What you are asked to do: Where a line holds the string "Open", return that line.

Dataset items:
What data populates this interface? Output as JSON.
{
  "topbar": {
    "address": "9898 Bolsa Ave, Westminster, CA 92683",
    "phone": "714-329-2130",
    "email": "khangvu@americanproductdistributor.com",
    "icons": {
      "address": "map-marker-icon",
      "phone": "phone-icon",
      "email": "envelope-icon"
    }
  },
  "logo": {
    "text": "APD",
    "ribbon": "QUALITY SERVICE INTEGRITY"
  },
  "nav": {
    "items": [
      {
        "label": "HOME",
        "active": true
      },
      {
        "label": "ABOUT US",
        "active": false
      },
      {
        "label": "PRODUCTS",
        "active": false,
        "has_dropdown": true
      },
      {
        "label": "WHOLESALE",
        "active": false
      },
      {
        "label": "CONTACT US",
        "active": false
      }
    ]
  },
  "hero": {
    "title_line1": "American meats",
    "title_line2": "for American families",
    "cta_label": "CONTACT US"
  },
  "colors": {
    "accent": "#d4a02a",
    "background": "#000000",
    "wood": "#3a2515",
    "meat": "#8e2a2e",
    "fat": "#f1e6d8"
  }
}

==

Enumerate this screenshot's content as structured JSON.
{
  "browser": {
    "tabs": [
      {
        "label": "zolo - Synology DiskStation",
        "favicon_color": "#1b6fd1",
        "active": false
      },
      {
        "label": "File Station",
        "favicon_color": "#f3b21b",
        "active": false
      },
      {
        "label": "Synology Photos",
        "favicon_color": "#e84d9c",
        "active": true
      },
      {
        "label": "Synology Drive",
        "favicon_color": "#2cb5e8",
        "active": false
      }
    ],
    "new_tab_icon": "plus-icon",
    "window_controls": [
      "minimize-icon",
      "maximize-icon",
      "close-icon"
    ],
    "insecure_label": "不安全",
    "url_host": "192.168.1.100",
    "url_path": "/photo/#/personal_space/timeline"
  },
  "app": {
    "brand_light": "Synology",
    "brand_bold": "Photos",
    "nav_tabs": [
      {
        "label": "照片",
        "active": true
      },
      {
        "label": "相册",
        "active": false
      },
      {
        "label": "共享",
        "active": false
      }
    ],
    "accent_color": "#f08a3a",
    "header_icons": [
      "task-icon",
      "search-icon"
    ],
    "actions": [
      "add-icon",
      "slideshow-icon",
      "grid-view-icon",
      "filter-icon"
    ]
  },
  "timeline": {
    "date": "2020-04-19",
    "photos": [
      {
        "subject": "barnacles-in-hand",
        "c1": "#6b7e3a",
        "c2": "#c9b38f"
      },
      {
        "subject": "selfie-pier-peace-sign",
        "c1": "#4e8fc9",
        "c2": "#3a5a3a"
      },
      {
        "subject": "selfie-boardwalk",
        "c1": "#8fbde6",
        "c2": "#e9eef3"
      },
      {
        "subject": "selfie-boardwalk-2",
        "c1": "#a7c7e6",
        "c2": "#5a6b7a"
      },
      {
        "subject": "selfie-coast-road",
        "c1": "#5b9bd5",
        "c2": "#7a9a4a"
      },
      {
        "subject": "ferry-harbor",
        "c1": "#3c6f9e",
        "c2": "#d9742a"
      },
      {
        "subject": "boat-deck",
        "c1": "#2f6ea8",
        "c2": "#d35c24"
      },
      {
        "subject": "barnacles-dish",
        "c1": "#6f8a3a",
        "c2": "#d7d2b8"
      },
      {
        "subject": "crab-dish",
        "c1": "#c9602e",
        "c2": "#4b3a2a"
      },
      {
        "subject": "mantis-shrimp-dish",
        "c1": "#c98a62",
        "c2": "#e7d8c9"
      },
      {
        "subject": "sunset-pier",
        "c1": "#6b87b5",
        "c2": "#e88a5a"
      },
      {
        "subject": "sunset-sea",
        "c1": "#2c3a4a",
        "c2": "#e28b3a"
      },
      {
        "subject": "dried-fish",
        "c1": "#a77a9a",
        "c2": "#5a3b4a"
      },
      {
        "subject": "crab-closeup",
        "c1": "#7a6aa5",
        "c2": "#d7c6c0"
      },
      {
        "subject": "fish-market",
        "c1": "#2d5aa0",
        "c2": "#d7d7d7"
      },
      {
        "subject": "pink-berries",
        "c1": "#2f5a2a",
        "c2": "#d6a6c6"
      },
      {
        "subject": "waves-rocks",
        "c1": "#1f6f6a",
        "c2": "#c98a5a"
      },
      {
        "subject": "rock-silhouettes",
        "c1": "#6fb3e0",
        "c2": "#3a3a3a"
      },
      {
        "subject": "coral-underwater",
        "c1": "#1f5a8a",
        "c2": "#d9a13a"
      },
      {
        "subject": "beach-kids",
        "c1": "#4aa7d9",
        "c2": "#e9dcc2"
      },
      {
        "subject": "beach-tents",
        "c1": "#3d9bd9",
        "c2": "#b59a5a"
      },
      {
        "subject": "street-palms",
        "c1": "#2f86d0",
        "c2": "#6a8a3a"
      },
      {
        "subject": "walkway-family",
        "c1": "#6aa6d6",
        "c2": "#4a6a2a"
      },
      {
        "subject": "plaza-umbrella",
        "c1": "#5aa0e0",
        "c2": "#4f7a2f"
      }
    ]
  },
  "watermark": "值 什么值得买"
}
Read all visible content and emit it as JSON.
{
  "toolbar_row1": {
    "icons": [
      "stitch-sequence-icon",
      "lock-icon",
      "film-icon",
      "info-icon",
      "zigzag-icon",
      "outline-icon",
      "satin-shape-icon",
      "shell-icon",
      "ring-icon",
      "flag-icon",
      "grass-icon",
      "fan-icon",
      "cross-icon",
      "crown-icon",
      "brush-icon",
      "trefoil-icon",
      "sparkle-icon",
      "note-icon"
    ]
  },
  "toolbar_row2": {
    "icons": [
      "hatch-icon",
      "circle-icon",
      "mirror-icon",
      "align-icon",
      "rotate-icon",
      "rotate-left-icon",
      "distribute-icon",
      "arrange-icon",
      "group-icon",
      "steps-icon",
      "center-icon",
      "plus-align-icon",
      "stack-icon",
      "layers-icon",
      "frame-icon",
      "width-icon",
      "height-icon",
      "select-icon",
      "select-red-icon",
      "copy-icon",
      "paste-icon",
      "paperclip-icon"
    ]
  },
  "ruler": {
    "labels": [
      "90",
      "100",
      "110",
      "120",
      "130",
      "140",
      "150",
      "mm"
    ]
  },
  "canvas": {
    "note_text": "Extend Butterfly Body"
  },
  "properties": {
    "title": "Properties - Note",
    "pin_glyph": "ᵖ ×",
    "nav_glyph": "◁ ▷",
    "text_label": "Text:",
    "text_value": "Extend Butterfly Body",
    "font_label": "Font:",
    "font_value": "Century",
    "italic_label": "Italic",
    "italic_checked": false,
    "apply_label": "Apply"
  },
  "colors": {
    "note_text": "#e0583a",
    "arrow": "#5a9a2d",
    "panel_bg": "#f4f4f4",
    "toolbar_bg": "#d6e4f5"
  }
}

---

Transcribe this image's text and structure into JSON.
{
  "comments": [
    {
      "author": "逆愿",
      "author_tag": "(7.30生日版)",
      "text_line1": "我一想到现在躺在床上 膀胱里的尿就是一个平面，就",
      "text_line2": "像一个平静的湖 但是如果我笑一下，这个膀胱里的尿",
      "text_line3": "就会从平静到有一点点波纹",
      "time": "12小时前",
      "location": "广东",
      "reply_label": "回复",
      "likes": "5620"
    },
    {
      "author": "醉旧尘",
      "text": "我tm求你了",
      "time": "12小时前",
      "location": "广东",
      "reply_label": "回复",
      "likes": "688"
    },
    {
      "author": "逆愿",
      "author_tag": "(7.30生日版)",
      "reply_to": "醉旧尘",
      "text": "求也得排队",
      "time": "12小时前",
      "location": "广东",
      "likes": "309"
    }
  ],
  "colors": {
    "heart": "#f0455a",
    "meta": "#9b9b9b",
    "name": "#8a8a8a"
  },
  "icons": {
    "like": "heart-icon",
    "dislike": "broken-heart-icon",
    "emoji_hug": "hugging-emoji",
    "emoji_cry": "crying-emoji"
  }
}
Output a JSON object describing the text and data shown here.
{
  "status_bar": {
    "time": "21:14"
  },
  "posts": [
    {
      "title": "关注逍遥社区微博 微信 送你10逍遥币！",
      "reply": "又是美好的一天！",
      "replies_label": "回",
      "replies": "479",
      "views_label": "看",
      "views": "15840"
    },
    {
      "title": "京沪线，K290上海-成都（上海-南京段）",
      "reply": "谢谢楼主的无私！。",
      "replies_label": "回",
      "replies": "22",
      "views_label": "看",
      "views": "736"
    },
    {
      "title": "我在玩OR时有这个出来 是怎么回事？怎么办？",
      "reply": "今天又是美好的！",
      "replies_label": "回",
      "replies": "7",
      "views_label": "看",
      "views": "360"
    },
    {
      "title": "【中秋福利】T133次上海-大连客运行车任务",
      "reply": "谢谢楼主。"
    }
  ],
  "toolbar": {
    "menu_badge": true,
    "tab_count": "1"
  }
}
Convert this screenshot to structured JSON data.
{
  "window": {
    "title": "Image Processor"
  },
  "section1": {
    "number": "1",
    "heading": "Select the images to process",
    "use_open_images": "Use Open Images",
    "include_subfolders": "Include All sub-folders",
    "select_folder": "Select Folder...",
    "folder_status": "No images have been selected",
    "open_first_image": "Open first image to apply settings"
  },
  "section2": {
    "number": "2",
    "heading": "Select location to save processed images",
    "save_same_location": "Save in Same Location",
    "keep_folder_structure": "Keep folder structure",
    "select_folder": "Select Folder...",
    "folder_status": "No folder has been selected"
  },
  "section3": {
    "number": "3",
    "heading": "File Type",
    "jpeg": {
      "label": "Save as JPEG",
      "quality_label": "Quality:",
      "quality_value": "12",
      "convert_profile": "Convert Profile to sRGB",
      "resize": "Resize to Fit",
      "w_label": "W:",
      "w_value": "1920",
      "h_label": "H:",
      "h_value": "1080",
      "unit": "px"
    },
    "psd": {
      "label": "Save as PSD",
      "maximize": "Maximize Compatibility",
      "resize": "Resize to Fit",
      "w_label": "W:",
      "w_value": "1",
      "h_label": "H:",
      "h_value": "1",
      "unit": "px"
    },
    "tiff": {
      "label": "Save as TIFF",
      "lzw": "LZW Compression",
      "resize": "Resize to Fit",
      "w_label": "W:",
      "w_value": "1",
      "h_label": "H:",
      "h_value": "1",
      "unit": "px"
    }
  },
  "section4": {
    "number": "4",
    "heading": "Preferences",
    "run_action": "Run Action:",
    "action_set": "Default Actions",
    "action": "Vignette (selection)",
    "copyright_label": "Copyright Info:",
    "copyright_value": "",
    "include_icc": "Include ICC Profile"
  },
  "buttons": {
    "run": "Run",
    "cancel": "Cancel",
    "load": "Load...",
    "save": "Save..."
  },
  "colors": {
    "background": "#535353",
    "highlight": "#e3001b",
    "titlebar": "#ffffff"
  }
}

Correct output:
    "use_open_images": "Use Open Images",
    "open_first_image": "Open first image to apply settings"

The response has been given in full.